# AIM:
Make an exact copy of each entry, leaving out every picture.

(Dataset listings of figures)
— start —

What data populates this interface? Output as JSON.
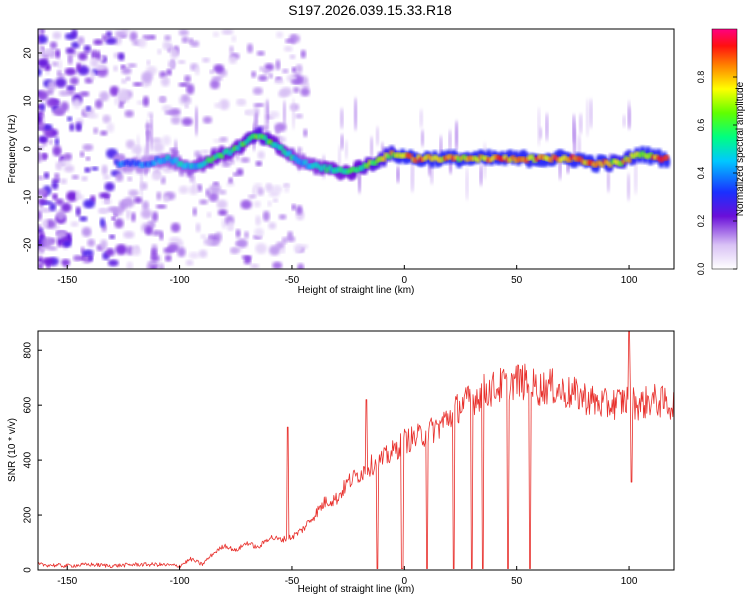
{
  "title": "S197.2026.039.15.33.R18",
  "chart_data": [
    {
      "type": "heatmap",
      "xlabel": "Height of straight line (km)",
      "ylabel": "Frequency (Hz)",
      "xlim": [
        -163,
        120
      ],
      "ylim": [
        -25,
        25
      ],
      "xticks": [
        -150,
        -100,
        -50,
        0,
        50,
        100
      ],
      "yticks": [
        -20,
        -10,
        0,
        10,
        20
      ],
      "grid": false,
      "colorbar": {
        "label": "Normalized spectral amplitude",
        "range": [
          0,
          1
        ],
        "ticks": [
          "0.0",
          "0.2",
          "0.4",
          "0.6",
          "0.8"
        ]
      },
      "ridge": {
        "description": "dominant frequency track (Hz) vs height (km)",
        "x": [
          -125,
          -115,
          -105,
          -95,
          -85,
          -75,
          -65,
          -55,
          -45,
          -35,
          -25,
          -15,
          -5,
          5,
          15,
          25,
          35,
          45,
          55,
          65,
          75,
          85,
          95,
          105,
          115
        ],
        "freq": [
          -3,
          -3,
          -2,
          -4,
          -2,
          0,
          3,
          0,
          -3,
          -4,
          -5,
          -3,
          -1,
          -2,
          -2,
          -2,
          -2,
          -2,
          -2,
          -2,
          -2,
          -3,
          -3,
          -1,
          -2
        ],
        "amplitude": [
          0.4,
          0.4,
          0.5,
          0.5,
          0.6,
          0.6,
          0.7,
          0.6,
          0.5,
          0.6,
          0.6,
          0.7,
          0.8,
          0.95,
          0.9,
          0.85,
          0.9,
          0.9,
          0.9,
          0.95,
          0.9,
          0.9,
          0.8,
          0.85,
          0.9
        ]
      }
    },
    {
      "type": "line",
      "xlabel": "Height of straight line (km)",
      "ylabel": "SNR (10 * v/v)",
      "xlim": [
        -163,
        120
      ],
      "ylim": [
        0,
        870
      ],
      "xticks": [
        -150,
        -100,
        -50,
        0,
        50,
        100
      ],
      "yticks": [
        0,
        200,
        400,
        600,
        800
      ],
      "grid": false,
      "series": [
        {
          "name": "SNR",
          "color": "#e8302c",
          "x": [
            -163,
            -150,
            -140,
            -130,
            -120,
            -110,
            -100,
            -95,
            -90,
            -85,
            -80,
            -75,
            -70,
            -65,
            -60,
            -55,
            -50,
            -45,
            -40,
            -35,
            -30,
            -25,
            -20,
            -15,
            -10,
            -5,
            0,
            5,
            10,
            15,
            20,
            25,
            30,
            35,
            40,
            45,
            50,
            55,
            60,
            65,
            70,
            75,
            80,
            85,
            90,
            95,
            100,
            105,
            110,
            115,
            120
          ],
          "values": [
            20,
            15,
            20,
            15,
            20,
            20,
            15,
            40,
            20,
            60,
            90,
            70,
            100,
            80,
            120,
            110,
            120,
            150,
            200,
            250,
            260,
            320,
            350,
            380,
            400,
            430,
            470,
            480,
            500,
            520,
            560,
            600,
            620,
            650,
            660,
            680,
            690,
            680,
            660,
            670,
            650,
            640,
            630,
            610,
            600,
            610,
            620,
            600,
            620,
            610,
            600
          ]
        }
      ],
      "dropouts_x": [
        -12,
        -1,
        10,
        22,
        30,
        35,
        46,
        56
      ],
      "spikes": [
        {
          "x": -52,
          "y": 520
        },
        {
          "x": -17,
          "y": 620
        },
        {
          "x": 100,
          "y": 870
        },
        {
          "x": 101,
          "y": 320
        }
      ]
    }
  ]
}
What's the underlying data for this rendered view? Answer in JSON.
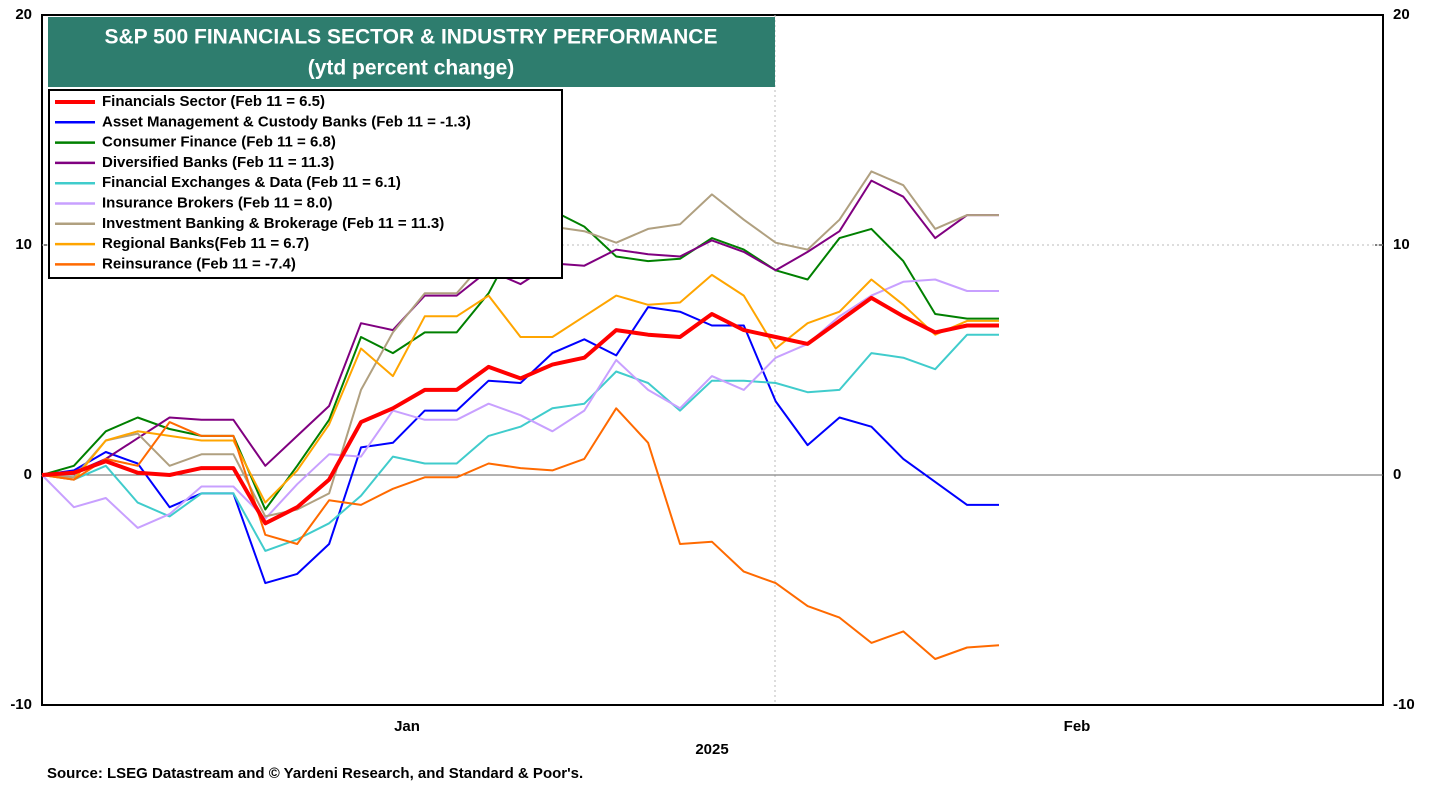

— end —

# RESPONSE TO THE TASK:
What data populates this interface? Output as JSON.
{
  "title": "S197.2026.039.15.33.R18",
  "chart_data": [
    {
      "type": "heatmap",
      "xlabel": "Height of straight line (km)",
      "ylabel": "Frequency (Hz)",
      "xlim": [
        -163,
        120
      ],
      "ylim": [
        -25,
        25
      ],
      "xticks": [
        -150,
        -100,
        -50,
        0,
        50,
        100
      ],
      "yticks": [
        -20,
        -10,
        0,
        10,
        20
      ],
      "grid": false,
      "colorbar": {
        "label": "Normalized spectral amplitude",
        "range": [
          0,
          1
        ],
        "ticks": [
          "0.0",
          "0.2",
          "0.4",
          "0.6",
          "0.8"
        ]
      },
      "ridge": {
        "description": "dominant frequency track (Hz) vs height (km)",
        "x": [
          -125,
          -115,
          -105,
          -95,
          -85,
          -75,
          -65,
          -55,
          -45,
          -35,
          -25,
          -15,
          -5,
          5,
          15,
          25,
          35,
          45,
          55,
          65,
          75,
          85,
          95,
          105,
          115
        ],
        "freq": [
          -3,
          -3,
          -2,
          -4,
          -2,
          0,
          3,
          0,
          -3,
          -4,
          -5,
          -3,
          -1,
          -2,
          -2,
          -2,
          -2,
          -2,
          -2,
          -2,
          -2,
          -3,
          -3,
          -1,
          -2
        ],
        "amplitude": [
          0.4,
          0.4,
          0.5,
          0.5,
          0.6,
          0.6,
          0.7,
          0.6,
          0.5,
          0.6,
          0.6,
          0.7,
          0.8,
          0.95,
          0.9,
          0.85,
          0.9,
          0.9,
          0.9,
          0.95,
          0.9,
          0.9,
          0.8,
          0.85,
          0.9
        ]
      }
    },
    {
      "type": "line",
      "xlabel": "Height of straight line (km)",
      "ylabel": "SNR (10 * v/v)",
      "xlim": [
        -163,
        120
      ],
      "ylim": [
        0,
        870
      ],
      "xticks": [
        -150,
        -100,
        -50,
        0,
        50,
        100
      ],
      "yticks": [
        0,
        200,
        400,
        600,
        800
      ],
      "grid": false,
      "series": [
        {
          "name": "SNR",
          "color": "#e8302c",
          "x": [
            -163,
            -150,
            -140,
            -130,
            -120,
            -110,
            -100,
            -95,
            -90,
            -85,
            -80,
            -75,
            -70,
            -65,
            -60,
            -55,
            -50,
            -45,
            -40,
            -35,
            -30,
            -25,
            -20,
            -15,
            -10,
            -5,
            0,
            5,
            10,
            15,
            20,
            25,
            30,
            35,
            40,
            45,
            50,
            55,
            60,
            65,
            70,
            75,
            80,
            85,
            90,
            95,
            100,
            105,
            110,
            115,
            120
          ],
          "values": [
            20,
            15,
            20,
            15,
            20,
            20,
            15,
            40,
            20,
            60,
            90,
            70,
            100,
            80,
            120,
            110,
            120,
            150,
            200,
            250,
            260,
            320,
            350,
            380,
            400,
            430,
            470,
            480,
            500,
            520,
            560,
            600,
            620,
            650,
            660,
            680,
            690,
            680,
            660,
            670,
            650,
            640,
            630,
            610,
            600,
            610,
            620,
            600,
            620,
            610,
            600
          ]
        }
      ],
      "dropouts_x": [
        -12,
        -1,
        10,
        22,
        30,
        35,
        46,
        56
      ],
      "spikes": [
        {
          "x": -52,
          "y": 520
        },
        {
          "x": -17,
          "y": 620
        },
        {
          "x": 100,
          "y": 870
        },
        {
          "x": 101,
          "y": 320
        }
      ]
    }
  ]
}
What's the underlying data for this rendered view? Answer in JSON.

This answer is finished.